_To do_
Return the lines of the listing exactly as they appear, starting at its first line and ending at the line that contains "green-site-d-label: グリーンサイトDブロック (1063, 132, 1181, 171)", with both of those lines included.

Rows from a dataset:
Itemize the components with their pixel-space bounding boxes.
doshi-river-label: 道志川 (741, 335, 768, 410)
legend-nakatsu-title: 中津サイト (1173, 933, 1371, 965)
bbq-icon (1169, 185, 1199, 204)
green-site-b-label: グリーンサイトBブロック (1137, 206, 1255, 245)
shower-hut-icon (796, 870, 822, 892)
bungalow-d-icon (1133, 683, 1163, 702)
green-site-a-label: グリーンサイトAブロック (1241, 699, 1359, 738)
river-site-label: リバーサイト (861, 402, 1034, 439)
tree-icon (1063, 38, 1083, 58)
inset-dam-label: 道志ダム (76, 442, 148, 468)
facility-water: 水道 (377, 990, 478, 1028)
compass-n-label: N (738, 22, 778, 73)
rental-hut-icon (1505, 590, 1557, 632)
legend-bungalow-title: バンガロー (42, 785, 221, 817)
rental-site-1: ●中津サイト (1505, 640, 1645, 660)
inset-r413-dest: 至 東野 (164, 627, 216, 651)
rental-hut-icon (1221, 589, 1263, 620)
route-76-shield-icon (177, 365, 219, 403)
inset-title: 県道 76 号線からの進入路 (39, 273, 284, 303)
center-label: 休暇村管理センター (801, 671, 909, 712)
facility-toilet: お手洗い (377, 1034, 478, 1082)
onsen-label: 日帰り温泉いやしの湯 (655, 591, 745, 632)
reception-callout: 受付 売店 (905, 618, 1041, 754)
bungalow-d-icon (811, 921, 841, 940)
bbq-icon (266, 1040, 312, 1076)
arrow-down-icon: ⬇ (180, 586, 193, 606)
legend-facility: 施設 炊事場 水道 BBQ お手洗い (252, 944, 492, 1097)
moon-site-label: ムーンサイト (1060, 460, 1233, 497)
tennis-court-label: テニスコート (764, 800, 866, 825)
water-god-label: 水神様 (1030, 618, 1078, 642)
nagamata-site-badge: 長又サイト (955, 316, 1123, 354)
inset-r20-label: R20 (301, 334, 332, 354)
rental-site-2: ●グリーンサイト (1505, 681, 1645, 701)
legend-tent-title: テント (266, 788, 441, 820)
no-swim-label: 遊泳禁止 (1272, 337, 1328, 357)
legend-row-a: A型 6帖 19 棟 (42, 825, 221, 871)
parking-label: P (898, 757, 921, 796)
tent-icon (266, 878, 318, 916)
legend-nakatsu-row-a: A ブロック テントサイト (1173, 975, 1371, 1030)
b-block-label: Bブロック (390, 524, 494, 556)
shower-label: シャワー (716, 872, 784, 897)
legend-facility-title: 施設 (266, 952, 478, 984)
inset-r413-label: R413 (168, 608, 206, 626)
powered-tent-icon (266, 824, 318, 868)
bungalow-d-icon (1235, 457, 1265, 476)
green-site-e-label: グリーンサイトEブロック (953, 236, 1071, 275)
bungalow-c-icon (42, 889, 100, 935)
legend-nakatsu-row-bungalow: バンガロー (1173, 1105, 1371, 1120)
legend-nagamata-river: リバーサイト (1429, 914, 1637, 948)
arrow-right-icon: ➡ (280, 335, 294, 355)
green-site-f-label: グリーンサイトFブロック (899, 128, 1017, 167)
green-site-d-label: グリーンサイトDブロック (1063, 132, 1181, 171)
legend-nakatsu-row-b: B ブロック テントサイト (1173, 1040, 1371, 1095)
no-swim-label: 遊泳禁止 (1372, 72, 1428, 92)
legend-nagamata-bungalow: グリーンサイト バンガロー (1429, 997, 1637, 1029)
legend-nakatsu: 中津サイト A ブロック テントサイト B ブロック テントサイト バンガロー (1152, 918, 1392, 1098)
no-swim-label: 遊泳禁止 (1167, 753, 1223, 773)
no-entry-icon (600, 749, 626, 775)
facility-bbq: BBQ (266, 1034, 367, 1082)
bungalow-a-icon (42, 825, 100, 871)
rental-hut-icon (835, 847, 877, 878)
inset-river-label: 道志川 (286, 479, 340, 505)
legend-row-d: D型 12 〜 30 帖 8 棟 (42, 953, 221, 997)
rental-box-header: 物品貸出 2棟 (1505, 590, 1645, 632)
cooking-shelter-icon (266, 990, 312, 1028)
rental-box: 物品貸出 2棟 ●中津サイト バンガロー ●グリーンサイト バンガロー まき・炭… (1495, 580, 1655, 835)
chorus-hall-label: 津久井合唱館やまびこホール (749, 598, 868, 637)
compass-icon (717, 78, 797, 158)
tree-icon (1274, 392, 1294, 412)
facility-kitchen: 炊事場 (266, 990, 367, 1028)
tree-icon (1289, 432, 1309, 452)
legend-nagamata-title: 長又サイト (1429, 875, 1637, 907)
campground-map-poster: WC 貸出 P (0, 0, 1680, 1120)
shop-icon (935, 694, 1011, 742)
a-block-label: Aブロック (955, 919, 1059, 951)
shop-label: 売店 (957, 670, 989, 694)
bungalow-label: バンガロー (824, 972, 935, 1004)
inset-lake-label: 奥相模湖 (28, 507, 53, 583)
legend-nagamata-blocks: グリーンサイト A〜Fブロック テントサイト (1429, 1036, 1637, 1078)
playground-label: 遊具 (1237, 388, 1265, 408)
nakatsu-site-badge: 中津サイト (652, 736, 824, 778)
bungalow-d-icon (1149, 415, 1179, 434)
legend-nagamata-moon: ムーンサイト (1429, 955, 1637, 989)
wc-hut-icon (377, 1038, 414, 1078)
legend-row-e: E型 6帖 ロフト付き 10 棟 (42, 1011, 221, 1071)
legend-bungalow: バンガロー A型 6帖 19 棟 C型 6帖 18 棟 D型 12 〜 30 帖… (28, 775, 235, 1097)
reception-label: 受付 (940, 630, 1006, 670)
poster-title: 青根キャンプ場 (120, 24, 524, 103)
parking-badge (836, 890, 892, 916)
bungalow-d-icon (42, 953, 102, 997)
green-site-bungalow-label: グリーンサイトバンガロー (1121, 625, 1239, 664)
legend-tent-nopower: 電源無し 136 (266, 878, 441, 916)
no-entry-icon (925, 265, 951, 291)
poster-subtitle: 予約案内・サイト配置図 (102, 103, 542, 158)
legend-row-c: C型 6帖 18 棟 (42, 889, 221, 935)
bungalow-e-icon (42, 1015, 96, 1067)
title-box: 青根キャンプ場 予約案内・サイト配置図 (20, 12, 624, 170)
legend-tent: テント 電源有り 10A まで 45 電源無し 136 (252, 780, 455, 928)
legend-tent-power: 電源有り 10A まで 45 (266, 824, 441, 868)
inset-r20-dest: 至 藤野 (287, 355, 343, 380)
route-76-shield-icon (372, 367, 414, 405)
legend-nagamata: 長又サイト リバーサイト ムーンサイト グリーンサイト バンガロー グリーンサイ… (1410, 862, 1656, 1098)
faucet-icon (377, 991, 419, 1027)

_Task solution_
Itemize the components with their pixel-space bounding boxes.
doshi-river-label: 道志川 (741, 335, 768, 410)
legend-nakatsu-title: 中津サイト (1173, 933, 1371, 965)
bbq-icon (1169, 185, 1199, 204)
green-site-b-label: グリーンサイトBブロック (1137, 206, 1255, 245)
shower-hut-icon (796, 870, 822, 892)
bungalow-d-icon (1133, 683, 1163, 702)
green-site-a-label: グリーンサイトAブロック (1241, 699, 1359, 738)
river-site-label: リバーサイト (861, 402, 1034, 439)
tree-icon (1063, 38, 1083, 58)
inset-dam-label: 道志ダム (76, 442, 148, 468)
facility-water: 水道 (377, 990, 478, 1028)
compass-n-label: N (738, 22, 778, 73)
rental-hut-icon (1505, 590, 1557, 632)
legend-bungalow-title: バンガロー (42, 785, 221, 817)
rental-site-1: ●中津サイト (1505, 640, 1645, 660)
inset-r413-dest: 至 東野 (164, 627, 216, 651)
rental-hut-icon (1221, 589, 1263, 620)
route-76-shield-icon (177, 365, 219, 403)
inset-title: 県道 76 号線からの進入路 (39, 273, 284, 303)
center-label: 休暇村管理センター (801, 671, 909, 712)
facility-toilet: お手洗い (377, 1034, 478, 1082)
onsen-label: 日帰り温泉いやしの湯 (655, 591, 745, 632)
reception-callout: 受付 売店 (905, 618, 1041, 754)
bungalow-d-icon (811, 921, 841, 940)
bbq-icon (266, 1040, 312, 1076)
arrow-down-icon: ⬇ (180, 586, 193, 606)
legend-facility: 施設 炊事場 水道 BBQ お手洗い (252, 944, 492, 1097)
moon-site-label: ムーンサイト (1060, 460, 1233, 497)
tennis-court-label: テニスコート (764, 800, 866, 825)
water-god-label: 水神様 (1030, 618, 1078, 642)
nagamata-site-badge: 長又サイト (955, 316, 1123, 354)
inset-r20-label: R20 (301, 334, 332, 354)
rental-site-2: ●グリーンサイト (1505, 681, 1645, 701)
legend-tent-title: テント (266, 788, 441, 820)
no-swim-label: 遊泳禁止 (1272, 337, 1328, 357)
legend-row-a: A型 6帖 19 棟 (42, 825, 221, 871)
parking-label: P (898, 757, 921, 796)
tent-icon (266, 878, 318, 916)
legend-nakatsu-row-a: A ブロック テントサイト (1173, 975, 1371, 1030)
b-block-label: Bブロック (390, 524, 494, 556)
shower-label: シャワー (716, 872, 784, 897)
legend-facility-title: 施設 (266, 952, 478, 984)
inset-r413-label: R413 (168, 608, 206, 626)
powered-tent-icon (266, 824, 318, 868)
bungalow-d-icon (1235, 457, 1265, 476)
green-site-e-label: グリーンサイトEブロック (953, 236, 1071, 275)
bungalow-c-icon (42, 889, 100, 935)
legend-nakatsu-row-bungalow: バンガロー (1173, 1105, 1371, 1120)
legend-nagamata-river: リバーサイト (1429, 914, 1637, 948)
arrow-right-icon: ➡ (280, 335, 294, 355)
green-site-f-label: グリーンサイトFブロック (899, 128, 1017, 167)
green-site-d-label: グリーンサイトDブロック (1063, 132, 1181, 171)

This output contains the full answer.